» The problem
Quote every row below word for word, omitting the pictures from your reply.

## begin Supplied records

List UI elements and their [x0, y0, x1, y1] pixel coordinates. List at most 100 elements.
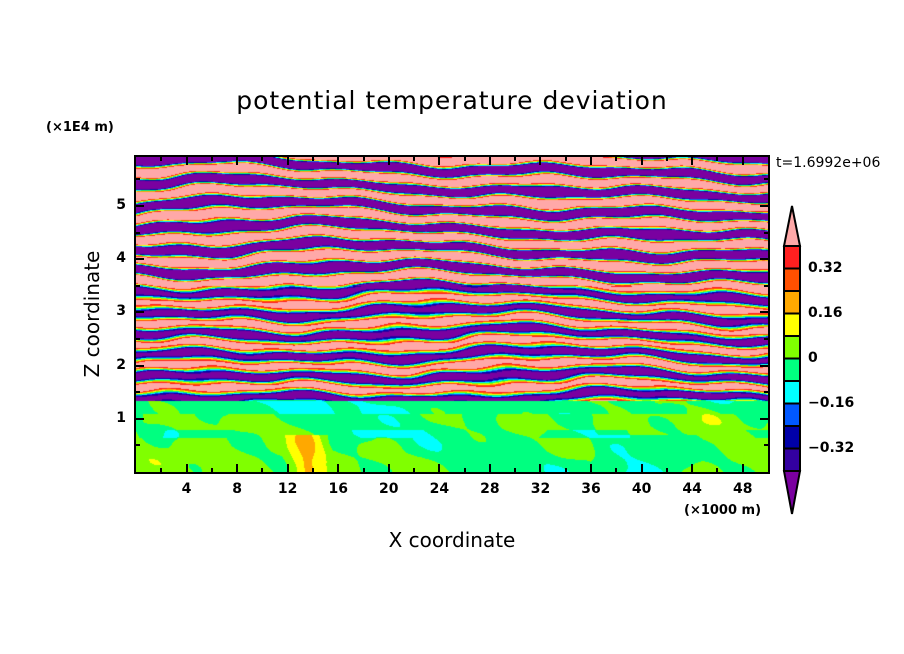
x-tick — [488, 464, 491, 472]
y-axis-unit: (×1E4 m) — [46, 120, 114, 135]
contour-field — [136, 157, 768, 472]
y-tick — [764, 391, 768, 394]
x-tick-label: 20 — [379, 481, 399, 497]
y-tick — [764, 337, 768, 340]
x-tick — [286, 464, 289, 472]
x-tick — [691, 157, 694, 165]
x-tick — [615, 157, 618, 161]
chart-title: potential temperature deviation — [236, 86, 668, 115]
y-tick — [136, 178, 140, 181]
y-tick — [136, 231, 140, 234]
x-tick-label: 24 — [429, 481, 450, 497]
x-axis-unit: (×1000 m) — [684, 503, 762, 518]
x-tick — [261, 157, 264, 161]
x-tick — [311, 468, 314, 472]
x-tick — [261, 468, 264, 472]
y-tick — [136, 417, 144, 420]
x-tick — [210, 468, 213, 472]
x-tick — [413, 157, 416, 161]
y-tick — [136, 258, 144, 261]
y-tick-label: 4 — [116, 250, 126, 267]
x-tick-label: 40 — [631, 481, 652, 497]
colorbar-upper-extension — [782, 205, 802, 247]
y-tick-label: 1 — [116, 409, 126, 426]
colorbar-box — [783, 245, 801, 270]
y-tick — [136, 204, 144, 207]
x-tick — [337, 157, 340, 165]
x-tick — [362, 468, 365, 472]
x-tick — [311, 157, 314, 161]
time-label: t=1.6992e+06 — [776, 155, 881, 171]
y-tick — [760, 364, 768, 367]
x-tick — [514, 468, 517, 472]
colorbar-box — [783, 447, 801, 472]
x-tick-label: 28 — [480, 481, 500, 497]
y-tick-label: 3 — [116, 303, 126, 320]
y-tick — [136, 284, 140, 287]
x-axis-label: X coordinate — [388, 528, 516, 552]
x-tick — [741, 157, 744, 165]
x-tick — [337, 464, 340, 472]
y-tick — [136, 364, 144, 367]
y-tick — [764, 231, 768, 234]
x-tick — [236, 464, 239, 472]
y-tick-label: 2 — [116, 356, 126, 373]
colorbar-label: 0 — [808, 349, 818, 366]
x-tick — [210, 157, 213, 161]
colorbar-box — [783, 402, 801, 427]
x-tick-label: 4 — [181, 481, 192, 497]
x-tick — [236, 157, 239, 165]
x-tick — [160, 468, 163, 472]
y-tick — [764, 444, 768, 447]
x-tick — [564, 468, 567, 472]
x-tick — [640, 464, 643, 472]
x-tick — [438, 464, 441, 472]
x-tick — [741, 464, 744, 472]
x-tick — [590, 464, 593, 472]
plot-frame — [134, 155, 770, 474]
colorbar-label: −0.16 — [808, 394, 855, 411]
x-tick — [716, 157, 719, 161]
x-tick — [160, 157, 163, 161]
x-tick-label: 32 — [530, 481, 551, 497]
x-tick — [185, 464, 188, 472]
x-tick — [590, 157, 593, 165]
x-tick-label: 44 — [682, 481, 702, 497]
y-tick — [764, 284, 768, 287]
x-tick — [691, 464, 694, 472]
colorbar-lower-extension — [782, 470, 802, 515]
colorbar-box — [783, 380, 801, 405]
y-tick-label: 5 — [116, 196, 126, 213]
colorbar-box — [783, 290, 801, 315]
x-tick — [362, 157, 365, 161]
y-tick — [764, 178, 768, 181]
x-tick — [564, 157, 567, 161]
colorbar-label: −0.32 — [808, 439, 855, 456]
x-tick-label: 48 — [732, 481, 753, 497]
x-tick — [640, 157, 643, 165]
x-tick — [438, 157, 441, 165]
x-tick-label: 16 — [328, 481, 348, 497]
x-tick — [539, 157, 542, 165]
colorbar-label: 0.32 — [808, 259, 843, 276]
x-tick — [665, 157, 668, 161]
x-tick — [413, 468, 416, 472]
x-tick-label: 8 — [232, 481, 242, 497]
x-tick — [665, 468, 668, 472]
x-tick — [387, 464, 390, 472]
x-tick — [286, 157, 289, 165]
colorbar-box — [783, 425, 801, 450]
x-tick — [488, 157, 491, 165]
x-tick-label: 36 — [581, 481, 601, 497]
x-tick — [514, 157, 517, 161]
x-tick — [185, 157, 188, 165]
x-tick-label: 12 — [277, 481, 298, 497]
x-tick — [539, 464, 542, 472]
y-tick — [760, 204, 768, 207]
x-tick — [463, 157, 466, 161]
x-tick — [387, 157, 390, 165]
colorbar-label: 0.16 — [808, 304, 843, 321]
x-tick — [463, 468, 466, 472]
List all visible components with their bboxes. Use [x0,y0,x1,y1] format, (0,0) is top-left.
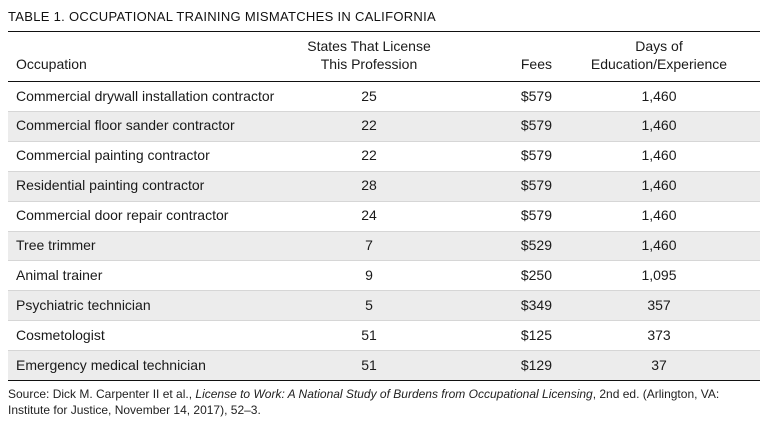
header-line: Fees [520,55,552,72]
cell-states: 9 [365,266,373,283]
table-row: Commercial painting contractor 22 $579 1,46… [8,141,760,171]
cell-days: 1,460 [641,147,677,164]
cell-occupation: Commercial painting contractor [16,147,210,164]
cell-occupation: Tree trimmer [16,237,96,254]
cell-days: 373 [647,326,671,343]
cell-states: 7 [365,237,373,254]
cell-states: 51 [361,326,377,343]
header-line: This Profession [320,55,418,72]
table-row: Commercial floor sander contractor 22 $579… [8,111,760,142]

## end Supplied records

» Reply
List UI elements and their [x0, y0, x1, y1] pixel coordinates. List at most 100 elements.
x-tick — [488, 464, 491, 472]
y-axis-unit: (×1E4 m) — [46, 120, 114, 135]
contour-field — [136, 157, 768, 472]
y-tick — [764, 391, 768, 394]
x-tick-label: 20 — [379, 481, 399, 497]
y-tick — [764, 337, 768, 340]
x-tick — [286, 464, 289, 472]
x-tick — [691, 157, 694, 165]
x-tick — [615, 157, 618, 161]
chart-title: potential temperature deviation — [236, 86, 668, 115]
y-tick — [136, 178, 140, 181]
y-tick — [136, 231, 140, 234]
x-tick-label: 24 — [429, 481, 450, 497]
x-axis-unit: (×1000 m) — [684, 503, 762, 518]
x-tick — [261, 157, 264, 161]
x-tick — [311, 468, 314, 472]
x-tick — [261, 468, 264, 472]
y-tick — [136, 417, 144, 420]
x-tick — [210, 468, 213, 472]
x-tick — [413, 157, 416, 161]
y-tick — [136, 258, 144, 261]
y-tick-label: 4 — [116, 250, 126, 267]
x-tick-label: 40 — [631, 481, 652, 497]
colorbar-upper-extension — [782, 205, 802, 247]
y-tick-label: 1 — [116, 409, 126, 426]
colorbar-box — [783, 245, 801, 270]
y-tick — [136, 204, 144, 207]
x-tick — [337, 157, 340, 165]
x-tick — [362, 468, 365, 472]
x-tick — [311, 157, 314, 161]
time-label: t=1.6992e+06 — [776, 155, 881, 171]
y-tick — [760, 364, 768, 367]
x-tick — [514, 468, 517, 472]
colorbar-box — [783, 447, 801, 472]
x-tick-label: 28 — [480, 481, 500, 497]
y-tick-label: 3 — [116, 303, 126, 320]
y-tick — [136, 284, 140, 287]
x-axis-label: X coordinate — [388, 528, 516, 552]
x-tick — [741, 157, 744, 165]
x-tick — [337, 464, 340, 472]
y-tick — [136, 364, 144, 367]
y-tick — [764, 231, 768, 234]
x-tick — [236, 464, 239, 472]
y-tick-label: 2 — [116, 356, 126, 373]
colorbar-label: 0 — [808, 349, 818, 366]
x-tick — [210, 157, 213, 161]
colorbar-box — [783, 402, 801, 427]
x-tick-label: 4 — [181, 481, 192, 497]
x-tick — [236, 157, 239, 165]
x-tick — [160, 468, 163, 472]
y-tick — [764, 444, 768, 447]
x-tick — [564, 468, 567, 472]
x-tick — [640, 464, 643, 472]
x-tick — [438, 464, 441, 472]
x-tick — [741, 464, 744, 472]
x-tick — [590, 464, 593, 472]
plot-frame — [134, 155, 770, 474]
colorbar-label: −0.16 — [808, 394, 855, 411]
x-tick — [716, 157, 719, 161]
x-tick — [160, 157, 163, 161]
x-tick-label: 32 — [530, 481, 551, 497]
x-tick — [185, 464, 188, 472]
x-tick — [590, 157, 593, 165]
x-tick-label: 44 — [682, 481, 702, 497]
y-tick — [764, 284, 768, 287]
x-tick — [691, 464, 694, 472]
colorbar-lower-extension — [782, 470, 802, 515]
colorbar-box — [783, 380, 801, 405]
y-tick-label: 5 — [116, 196, 126, 213]
colorbar-box — [783, 290, 801, 315]
x-tick — [362, 157, 365, 161]
y-tick — [764, 178, 768, 181]
x-tick — [564, 157, 567, 161]
colorbar-label: −0.32 — [808, 439, 855, 456]
x-tick-label: 48 — [732, 481, 753, 497]
x-tick — [640, 157, 643, 165]
x-tick — [438, 157, 441, 165]
x-tick-label: 16 — [328, 481, 348, 497]
x-tick — [539, 157, 542, 165]
colorbar-label: 0.32 — [808, 259, 843, 276]
x-tick — [665, 157, 668, 161]
x-tick — [413, 468, 416, 472]
x-tick-label: 8 — [232, 481, 242, 497]
x-tick — [665, 468, 668, 472]
x-tick — [387, 464, 390, 472]
x-tick — [286, 157, 289, 165]
colorbar-box — [783, 425, 801, 450]
x-tick — [488, 157, 491, 165]
x-tick-label: 36 — [581, 481, 601, 497]
x-tick — [514, 157, 517, 161]
x-tick — [185, 157, 188, 165]
x-tick-label: 12 — [277, 481, 298, 497]
x-tick — [539, 464, 542, 472]
y-tick — [760, 204, 768, 207]
x-tick — [463, 157, 466, 161]
x-tick — [387, 157, 390, 165]
colorbar-label: 0.16 — [808, 304, 843, 321]
x-tick — [463, 468, 466, 472]
List all visible components with their bboxes. Use [x0,y0,x1,y1] format, (0,0) is top-left.
header-line: Fees [520,55,552,72]
cell-states: 9 [365,266,373,283]
table-row: Commercial painting contractor 22 $579 1,46… [8,141,760,171]
cell-days: 1,460 [641,147,677,164]
cell-occupation: Commercial painting contractor [16,147,210,164]
cell-occupation: Tree trimmer [16,237,96,254]
cell-days: 373 [647,326,671,343]
cell-states: 7 [365,237,373,254]
cell-states: 51 [361,326,377,343]
header-line: This Profession [320,55,418,72]
table-row: Commercial floor sander contractor 22 $579… [8,111,760,142]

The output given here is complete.